[start of Document passage]
Apologies for bumping this thread but I'm trying to understand the characteristics of traction control and under what situations it plays a role. I've just come back from a quick sprint in my TT TDI-Q. I pushed the car a bit to see how it would behave in a couple of different situations (Only had it 8 weeks and never driven a 4 wheel drive before).

1. Going round a large open rectangular roundabout which slopes down at one end. I took this at about 45 and when I hit the downward corner I kept a neutral throttle and took the corner smoothly, I felt a slight drift at the back. What system if any would have/should have prevented that? What would have been the likely outcome if I'd taken the corner with greater pace, understeer? Can you drift a four wheel drive car with traction control activated?

2. Same corner, same angle of attack but this time I applied a bit of throttle coming out of the corner. I could feel the wheels lose traction slightly (no light on the dash), shouldn't the traction control reign this in? It still took the corner well and I could feel the back wheels pushing me round the corner.

I'm definately starting to appreciate the limits of the car but I haven't got a feel for when the traction control would/should kick in and exactly what affect it has on the car in certain situations.


----------



## Nrgodzilla (May 5, 2009)

Does the cars acceleration and performance change when ASR/ESP is switched off, is it acutally quicker. The owners manual says switch it off when use launch control (i have the the s-tronic) to use the cars full potential. I ve a TTS.


----------



## djtex (May 6, 2007)

It's quite simple as far as I'm concerned, unless your on snow like we had back in February (when turning off the traction control was the only way to make any progress at all). Your best off leaving the button well alone. That is unless you are a highly skilled driver. As when you try to push your car to the limit, that is the only safety net you have, and without any disrespect to anyone here, I doubt there are that many TT drivers here who really know how to handle a car on the limit. It's quite simple, unless you can tell what the limit is, then it's impossible to know when your you've gone too far, and then it's too late.
[end of Document passage]
[start of Records supplied]
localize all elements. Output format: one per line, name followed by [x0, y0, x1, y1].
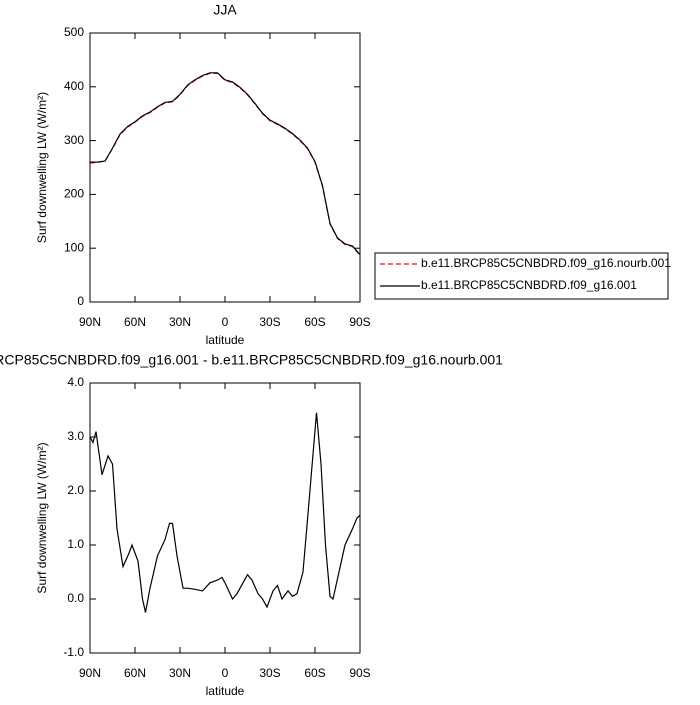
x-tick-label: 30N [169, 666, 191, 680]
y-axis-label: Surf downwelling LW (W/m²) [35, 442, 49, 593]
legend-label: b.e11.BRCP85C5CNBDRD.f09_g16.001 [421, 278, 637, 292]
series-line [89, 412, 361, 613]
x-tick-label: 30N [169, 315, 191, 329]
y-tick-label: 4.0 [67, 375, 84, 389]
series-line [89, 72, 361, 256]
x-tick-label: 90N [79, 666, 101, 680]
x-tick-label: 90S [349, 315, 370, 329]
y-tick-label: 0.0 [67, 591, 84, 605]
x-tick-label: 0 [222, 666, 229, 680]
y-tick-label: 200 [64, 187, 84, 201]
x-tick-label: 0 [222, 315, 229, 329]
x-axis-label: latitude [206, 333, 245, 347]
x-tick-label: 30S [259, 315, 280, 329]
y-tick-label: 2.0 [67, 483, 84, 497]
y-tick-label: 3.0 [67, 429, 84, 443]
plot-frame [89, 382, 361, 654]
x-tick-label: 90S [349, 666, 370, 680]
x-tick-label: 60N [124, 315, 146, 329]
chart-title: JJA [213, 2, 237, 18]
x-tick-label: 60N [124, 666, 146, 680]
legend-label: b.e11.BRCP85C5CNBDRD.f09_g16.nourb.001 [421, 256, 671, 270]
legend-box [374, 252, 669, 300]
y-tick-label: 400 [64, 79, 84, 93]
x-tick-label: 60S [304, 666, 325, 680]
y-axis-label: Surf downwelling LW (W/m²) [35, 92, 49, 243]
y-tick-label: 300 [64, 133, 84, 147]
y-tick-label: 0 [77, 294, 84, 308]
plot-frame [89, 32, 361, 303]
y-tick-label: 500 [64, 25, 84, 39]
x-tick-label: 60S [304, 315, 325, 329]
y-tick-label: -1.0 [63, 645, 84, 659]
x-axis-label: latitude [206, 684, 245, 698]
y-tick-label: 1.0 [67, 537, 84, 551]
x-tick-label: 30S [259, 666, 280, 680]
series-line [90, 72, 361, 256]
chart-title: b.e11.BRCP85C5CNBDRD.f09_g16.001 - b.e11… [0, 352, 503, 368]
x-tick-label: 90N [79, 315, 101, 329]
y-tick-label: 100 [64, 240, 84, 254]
[end of Records supplied]
[start of Records supplied]
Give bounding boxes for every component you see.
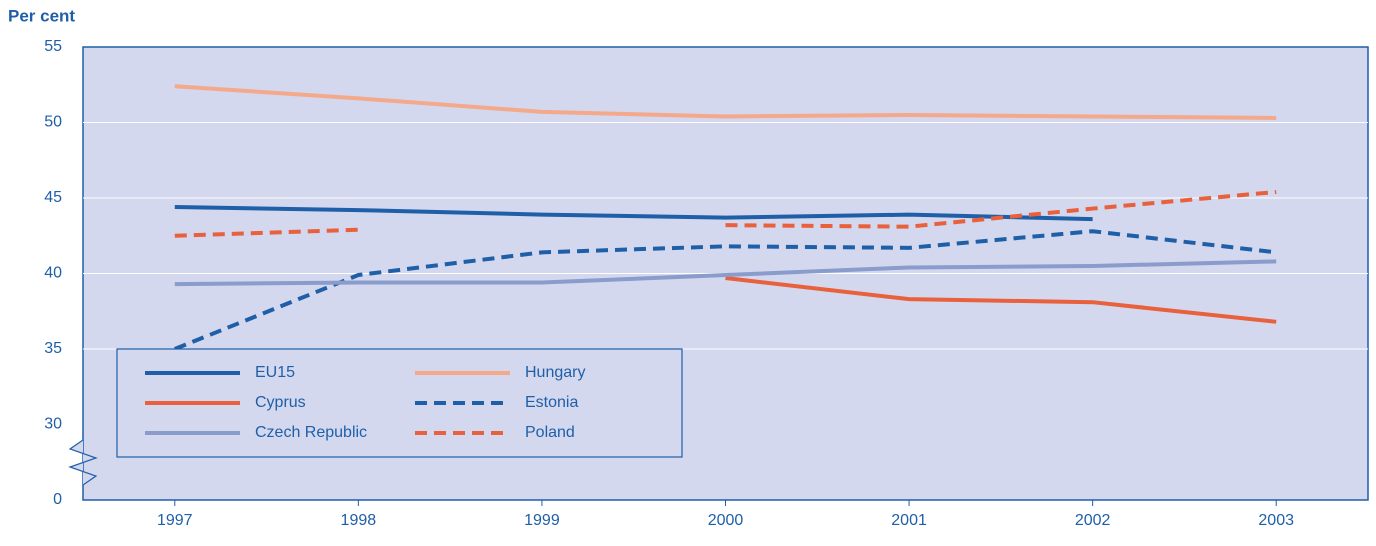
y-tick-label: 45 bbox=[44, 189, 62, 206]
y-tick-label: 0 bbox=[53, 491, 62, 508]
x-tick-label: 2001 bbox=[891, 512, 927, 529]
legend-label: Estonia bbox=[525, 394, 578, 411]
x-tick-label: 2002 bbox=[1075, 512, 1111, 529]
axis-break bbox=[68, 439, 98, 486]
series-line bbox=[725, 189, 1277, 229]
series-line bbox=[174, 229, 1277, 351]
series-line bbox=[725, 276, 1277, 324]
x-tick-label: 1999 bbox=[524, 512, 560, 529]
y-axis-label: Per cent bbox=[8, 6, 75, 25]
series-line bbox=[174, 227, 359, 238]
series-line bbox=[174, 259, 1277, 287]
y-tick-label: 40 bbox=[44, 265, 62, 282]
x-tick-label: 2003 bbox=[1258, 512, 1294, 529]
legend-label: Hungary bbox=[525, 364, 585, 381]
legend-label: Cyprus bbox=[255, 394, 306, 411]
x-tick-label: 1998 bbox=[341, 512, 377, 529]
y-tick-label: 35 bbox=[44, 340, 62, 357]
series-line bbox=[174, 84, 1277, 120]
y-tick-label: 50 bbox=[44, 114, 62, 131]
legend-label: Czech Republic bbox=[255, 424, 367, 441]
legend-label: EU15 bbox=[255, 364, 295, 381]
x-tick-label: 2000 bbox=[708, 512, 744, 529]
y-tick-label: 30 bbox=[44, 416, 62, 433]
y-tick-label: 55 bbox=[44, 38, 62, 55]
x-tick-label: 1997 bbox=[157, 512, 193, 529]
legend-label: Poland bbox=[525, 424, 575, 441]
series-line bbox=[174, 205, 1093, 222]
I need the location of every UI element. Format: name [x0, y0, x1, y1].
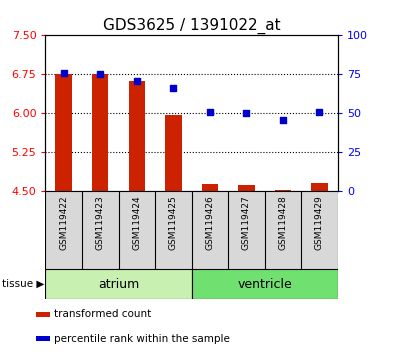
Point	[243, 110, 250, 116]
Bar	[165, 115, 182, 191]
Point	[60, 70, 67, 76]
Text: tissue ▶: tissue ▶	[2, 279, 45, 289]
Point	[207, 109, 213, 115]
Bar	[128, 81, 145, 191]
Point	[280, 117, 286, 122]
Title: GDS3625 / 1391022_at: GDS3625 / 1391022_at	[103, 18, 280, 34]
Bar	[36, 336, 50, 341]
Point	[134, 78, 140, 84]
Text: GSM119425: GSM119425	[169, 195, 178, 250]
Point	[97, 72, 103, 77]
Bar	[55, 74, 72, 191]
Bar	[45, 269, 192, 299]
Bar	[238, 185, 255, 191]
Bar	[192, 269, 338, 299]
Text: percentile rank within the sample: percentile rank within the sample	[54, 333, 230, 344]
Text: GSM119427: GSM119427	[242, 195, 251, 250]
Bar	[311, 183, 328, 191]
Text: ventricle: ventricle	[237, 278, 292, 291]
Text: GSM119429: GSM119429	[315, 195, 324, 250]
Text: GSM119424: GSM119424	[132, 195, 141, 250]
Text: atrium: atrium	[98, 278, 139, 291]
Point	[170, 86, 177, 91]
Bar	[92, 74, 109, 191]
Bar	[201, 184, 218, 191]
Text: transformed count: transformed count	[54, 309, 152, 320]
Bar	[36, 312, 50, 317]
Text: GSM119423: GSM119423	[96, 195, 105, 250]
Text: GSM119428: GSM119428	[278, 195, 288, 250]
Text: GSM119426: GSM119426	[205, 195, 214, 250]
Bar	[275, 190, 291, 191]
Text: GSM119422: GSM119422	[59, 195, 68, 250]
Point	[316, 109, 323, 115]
[end of Records supplied]
▶ **What is being asked**:
Print everything in the traction control thread from "## Nrgodzilla (May" down to "(May 6, 2007)", without changing a character.

▶ **Worked solution**:
## Nrgodzilla (May 5, 2009)

Does the cars acceleration and performance change when ASR/ESP is switched off, is it acutally quicker. The owners manual says switch it off when use launch control (i have the the s-tronic) to use the cars full potential. I ve a TTS.


----------



## djtex (May 6, 2007)